**Problem statement**
Report every line below that holds the word "places".

* * *

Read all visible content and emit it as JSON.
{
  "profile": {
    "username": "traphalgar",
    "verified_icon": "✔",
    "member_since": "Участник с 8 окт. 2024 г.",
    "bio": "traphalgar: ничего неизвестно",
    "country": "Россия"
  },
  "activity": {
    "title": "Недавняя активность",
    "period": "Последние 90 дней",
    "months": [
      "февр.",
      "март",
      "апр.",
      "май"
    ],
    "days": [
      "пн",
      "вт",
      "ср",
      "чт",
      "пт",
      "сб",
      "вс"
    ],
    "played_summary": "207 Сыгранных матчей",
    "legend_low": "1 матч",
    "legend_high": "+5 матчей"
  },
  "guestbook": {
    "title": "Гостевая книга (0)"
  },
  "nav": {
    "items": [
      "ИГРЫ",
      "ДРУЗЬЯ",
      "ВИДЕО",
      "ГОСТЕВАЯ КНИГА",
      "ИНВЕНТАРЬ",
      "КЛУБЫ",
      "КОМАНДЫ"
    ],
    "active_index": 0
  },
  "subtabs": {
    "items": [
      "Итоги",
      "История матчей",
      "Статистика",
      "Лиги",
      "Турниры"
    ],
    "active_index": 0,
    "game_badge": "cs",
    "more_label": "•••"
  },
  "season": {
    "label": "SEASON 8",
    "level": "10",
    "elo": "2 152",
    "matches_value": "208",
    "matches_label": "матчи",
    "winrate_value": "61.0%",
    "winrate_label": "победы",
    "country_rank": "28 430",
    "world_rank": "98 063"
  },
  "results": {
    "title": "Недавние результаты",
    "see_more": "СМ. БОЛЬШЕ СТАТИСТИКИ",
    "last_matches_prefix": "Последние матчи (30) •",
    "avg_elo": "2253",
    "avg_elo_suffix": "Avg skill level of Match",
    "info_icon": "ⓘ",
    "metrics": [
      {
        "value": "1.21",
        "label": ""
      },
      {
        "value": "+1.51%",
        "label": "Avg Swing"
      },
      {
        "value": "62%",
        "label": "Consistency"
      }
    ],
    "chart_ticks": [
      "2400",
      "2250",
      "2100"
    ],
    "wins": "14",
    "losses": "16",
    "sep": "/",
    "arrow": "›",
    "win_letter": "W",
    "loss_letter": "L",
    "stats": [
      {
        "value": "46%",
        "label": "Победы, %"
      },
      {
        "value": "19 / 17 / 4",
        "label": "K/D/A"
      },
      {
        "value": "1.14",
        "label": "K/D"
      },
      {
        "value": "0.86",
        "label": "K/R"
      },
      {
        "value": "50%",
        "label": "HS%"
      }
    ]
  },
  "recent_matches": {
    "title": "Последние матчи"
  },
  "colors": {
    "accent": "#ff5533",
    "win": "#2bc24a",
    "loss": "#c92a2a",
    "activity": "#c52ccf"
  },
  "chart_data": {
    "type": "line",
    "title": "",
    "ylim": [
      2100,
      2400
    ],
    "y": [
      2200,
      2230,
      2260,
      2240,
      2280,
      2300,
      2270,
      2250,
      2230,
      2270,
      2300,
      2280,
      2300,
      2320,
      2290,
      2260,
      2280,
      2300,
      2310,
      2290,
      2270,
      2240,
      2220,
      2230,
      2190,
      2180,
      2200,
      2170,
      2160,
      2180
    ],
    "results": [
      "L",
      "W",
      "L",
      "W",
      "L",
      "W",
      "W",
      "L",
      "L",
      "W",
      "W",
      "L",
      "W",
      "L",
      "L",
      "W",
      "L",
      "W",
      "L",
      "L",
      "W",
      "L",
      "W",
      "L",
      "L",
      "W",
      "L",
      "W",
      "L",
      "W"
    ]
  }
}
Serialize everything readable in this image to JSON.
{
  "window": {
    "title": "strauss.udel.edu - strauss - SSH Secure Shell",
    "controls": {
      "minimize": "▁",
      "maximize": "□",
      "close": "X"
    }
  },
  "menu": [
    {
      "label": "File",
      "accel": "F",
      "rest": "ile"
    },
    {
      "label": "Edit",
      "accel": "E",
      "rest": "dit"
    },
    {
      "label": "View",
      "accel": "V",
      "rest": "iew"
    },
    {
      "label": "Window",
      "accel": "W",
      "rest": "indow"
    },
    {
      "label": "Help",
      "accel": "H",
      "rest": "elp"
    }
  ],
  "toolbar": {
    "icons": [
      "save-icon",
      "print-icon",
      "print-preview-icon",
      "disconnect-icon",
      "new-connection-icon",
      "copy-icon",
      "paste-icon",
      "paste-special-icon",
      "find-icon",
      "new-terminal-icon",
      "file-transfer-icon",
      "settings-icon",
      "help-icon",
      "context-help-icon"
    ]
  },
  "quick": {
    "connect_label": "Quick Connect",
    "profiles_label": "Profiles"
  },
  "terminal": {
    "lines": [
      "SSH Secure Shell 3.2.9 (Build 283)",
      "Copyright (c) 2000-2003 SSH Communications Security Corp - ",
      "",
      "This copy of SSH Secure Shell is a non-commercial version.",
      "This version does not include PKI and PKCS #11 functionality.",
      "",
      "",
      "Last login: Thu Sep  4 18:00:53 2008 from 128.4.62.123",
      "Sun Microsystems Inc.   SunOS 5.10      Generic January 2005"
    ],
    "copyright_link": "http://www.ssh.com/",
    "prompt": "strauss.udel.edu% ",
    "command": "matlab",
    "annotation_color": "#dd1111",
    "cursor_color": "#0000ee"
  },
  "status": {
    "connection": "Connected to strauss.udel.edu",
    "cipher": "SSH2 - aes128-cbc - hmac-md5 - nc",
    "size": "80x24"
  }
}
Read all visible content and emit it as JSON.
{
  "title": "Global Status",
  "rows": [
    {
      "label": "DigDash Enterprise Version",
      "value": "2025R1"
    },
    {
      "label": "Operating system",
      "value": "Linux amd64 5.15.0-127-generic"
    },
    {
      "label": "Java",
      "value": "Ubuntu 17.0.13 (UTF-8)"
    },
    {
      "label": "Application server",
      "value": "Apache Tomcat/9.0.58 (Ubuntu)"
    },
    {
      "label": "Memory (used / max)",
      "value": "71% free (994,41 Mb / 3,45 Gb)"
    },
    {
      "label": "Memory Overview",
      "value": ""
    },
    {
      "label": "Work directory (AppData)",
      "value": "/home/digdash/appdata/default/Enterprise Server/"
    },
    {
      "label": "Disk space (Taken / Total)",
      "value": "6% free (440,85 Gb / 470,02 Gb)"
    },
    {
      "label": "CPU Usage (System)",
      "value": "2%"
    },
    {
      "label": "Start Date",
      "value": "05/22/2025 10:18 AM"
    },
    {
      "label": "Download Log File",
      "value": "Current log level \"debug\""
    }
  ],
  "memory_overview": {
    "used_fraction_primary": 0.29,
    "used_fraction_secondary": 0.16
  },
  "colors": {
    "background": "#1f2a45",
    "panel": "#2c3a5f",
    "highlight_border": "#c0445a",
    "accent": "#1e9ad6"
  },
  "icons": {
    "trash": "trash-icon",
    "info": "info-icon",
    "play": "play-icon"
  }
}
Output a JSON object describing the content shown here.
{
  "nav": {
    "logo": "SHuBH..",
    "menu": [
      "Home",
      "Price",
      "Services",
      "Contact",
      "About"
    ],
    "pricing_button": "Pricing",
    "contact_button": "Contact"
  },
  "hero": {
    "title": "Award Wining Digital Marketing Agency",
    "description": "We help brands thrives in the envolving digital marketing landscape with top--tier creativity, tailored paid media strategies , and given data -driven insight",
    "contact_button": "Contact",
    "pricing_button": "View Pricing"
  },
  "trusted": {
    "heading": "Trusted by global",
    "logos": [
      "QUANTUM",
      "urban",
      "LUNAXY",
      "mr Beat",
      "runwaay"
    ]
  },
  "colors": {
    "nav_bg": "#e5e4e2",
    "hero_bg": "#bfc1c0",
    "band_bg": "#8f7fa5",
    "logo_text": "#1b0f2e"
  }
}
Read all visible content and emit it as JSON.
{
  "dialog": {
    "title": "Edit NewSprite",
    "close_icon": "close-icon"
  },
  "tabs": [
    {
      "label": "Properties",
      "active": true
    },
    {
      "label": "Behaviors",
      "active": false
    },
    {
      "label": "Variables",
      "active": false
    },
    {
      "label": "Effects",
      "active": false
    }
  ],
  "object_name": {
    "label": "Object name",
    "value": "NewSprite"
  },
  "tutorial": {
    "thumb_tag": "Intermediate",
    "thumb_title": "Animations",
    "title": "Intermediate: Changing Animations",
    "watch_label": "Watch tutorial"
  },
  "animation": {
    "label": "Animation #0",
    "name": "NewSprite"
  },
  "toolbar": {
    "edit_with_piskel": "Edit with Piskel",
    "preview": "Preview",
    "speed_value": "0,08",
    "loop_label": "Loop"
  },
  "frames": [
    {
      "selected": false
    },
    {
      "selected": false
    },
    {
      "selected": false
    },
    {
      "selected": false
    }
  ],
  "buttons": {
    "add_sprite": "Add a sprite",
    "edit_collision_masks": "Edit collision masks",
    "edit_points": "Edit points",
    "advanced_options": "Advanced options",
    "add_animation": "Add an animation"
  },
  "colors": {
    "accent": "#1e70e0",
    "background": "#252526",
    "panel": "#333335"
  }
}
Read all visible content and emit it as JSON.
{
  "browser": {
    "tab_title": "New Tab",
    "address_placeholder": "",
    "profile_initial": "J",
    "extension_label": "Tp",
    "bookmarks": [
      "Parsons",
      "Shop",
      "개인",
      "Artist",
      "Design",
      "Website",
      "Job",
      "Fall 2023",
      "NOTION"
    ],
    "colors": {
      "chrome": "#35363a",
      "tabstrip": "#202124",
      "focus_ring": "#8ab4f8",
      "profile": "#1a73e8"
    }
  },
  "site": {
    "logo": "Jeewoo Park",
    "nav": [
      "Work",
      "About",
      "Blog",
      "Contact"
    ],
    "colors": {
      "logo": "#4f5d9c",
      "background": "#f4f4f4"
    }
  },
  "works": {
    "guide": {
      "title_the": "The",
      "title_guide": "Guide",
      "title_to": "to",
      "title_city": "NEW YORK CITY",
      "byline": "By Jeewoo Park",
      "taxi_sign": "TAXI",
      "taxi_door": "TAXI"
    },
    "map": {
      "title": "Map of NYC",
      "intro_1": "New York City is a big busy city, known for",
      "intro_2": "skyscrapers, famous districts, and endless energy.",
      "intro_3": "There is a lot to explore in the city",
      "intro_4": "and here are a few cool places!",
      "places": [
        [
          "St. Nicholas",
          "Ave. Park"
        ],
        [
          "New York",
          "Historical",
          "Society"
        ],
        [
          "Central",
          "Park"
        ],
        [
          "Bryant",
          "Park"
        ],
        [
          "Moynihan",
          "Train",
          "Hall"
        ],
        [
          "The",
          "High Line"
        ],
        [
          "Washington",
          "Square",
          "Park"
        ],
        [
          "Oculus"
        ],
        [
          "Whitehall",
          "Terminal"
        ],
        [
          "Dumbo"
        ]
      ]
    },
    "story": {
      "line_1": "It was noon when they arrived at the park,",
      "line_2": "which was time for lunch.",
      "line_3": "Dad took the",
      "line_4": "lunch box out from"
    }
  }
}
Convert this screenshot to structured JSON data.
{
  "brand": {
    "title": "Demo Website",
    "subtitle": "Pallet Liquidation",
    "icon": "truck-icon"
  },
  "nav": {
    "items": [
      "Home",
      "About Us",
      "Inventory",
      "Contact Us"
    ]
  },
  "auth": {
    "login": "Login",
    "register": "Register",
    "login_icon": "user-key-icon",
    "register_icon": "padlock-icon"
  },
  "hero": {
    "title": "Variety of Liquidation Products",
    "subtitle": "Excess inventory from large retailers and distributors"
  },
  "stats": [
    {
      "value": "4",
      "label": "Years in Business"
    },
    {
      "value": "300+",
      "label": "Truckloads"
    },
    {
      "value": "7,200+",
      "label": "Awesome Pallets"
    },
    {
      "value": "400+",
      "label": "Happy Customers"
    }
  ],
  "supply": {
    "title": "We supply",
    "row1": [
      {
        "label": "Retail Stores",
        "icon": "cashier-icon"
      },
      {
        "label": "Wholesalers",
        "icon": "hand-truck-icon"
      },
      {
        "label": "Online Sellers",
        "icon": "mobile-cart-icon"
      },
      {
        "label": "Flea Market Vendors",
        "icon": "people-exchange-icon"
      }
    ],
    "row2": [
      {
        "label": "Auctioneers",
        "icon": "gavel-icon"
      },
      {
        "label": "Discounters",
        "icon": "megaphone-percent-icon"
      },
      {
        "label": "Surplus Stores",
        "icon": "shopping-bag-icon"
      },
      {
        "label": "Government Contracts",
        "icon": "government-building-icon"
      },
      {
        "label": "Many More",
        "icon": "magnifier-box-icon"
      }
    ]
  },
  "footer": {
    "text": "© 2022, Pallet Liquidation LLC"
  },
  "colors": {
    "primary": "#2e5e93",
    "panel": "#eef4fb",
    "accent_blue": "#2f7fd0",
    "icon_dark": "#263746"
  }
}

* * *

**Full response**
      "intro_4": "and here are a few cool places!",
      "places": [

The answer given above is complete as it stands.